Element placement data
>> Begin
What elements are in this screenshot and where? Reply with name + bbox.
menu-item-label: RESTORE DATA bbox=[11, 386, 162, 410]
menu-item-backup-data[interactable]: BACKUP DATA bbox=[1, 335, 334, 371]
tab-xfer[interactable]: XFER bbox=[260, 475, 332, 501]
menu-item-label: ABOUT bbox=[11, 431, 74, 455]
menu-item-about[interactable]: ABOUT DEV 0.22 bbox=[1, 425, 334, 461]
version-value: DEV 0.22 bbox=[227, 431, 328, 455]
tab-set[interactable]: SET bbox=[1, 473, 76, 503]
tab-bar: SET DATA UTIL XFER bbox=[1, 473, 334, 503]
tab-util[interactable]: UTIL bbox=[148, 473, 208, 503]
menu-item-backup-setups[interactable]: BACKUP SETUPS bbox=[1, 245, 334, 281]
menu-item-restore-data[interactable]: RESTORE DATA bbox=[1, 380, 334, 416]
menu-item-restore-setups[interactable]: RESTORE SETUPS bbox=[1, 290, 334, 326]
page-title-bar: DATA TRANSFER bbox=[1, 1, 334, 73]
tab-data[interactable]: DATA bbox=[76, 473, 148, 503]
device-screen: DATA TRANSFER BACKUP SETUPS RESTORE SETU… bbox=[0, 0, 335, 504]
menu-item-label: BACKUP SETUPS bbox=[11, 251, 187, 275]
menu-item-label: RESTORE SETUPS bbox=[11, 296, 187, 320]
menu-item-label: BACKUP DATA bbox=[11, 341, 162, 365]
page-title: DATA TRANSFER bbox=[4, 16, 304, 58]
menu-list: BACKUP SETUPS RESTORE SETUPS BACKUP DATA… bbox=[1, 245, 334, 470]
>> End
*WHAT TO WORK ON:*
Put every line of the items above into a Markdown table with the columns "Row" and "Line," numbering the rows in order and omitting any blank lines.

*FULL SOLUTION:*
| Row | Line |
|---|---|
| 1 | What elements are in this screenshot and where? Reply with name + bbox. |
| 2 | menu-item-label: RESTORE DATA bbox=[11, 386, 162, 410] |
| 3 | menu-item-backup-data[interactable]: BACKUP DATA bbox=[1, 335, 334, 371] |
| 4 | tab-xfer[interactable]: XFER bbox=[260, 475, 332, 501] |
| 5 | menu-item-label: ABOUT bbox=[11, 431, 74, 455] |
| 6 | menu-item-about[interactable]: ABOUT DEV 0.22 bbox=[1, 425, 334, 461] |
| 7 | version-value: DEV 0.22 bbox=[227, 431, 328, 455] |
| 8 | tab-set[interactable]: SET bbox=[1, 473, 76, 503] |
| 9 | tab-bar: SET DATA UTIL XFER bbox=[1, 473, 334, 503] |
| 10 | tab-util[interactable]: UTIL bbox=[148, 473, 208, 503] |
| 11 | menu-item-backup-setups[interactable]: BACKUP SETUPS bbox=[1, 245, 334, 281] |
| 12 | menu-item-restore-data[interactable]: RESTORE DATA bbox=[1, 380, 334, 416] |
| 13 | menu-item-restore-setups[interactable]: RESTORE SETUPS bbox=[1, 290, 334, 326] |
| 14 | page-title-bar: DATA TRANSFER bbox=[1, 1, 334, 73] |
| 15 | tab-data[interactable]: DATA bbox=[76, 473, 148, 503] |
| 16 | device-screen: DATA TRANSFER BACKUP SETUPS RESTORE SETU… bbox=[0, 0, 335, 504] |
| 17 | menu-item-label: BACKUP SETUPS bbox=[11, 251, 187, 275] |
| 18 | menu-item-label: RESTORE SETUPS bbox=[11, 296, 187, 320] |
| 19 | menu-item-label: BACKUP DATA bbox=[11, 341, 162, 365] |
| 20 | page-title: DATA TRANSFER bbox=[4, 16, 304, 58] |
| 21 | menu-list: BACKUP SETUPS RESTORE SETUPS BACKUP DATA… bbox=[1, 245, 334, 470] |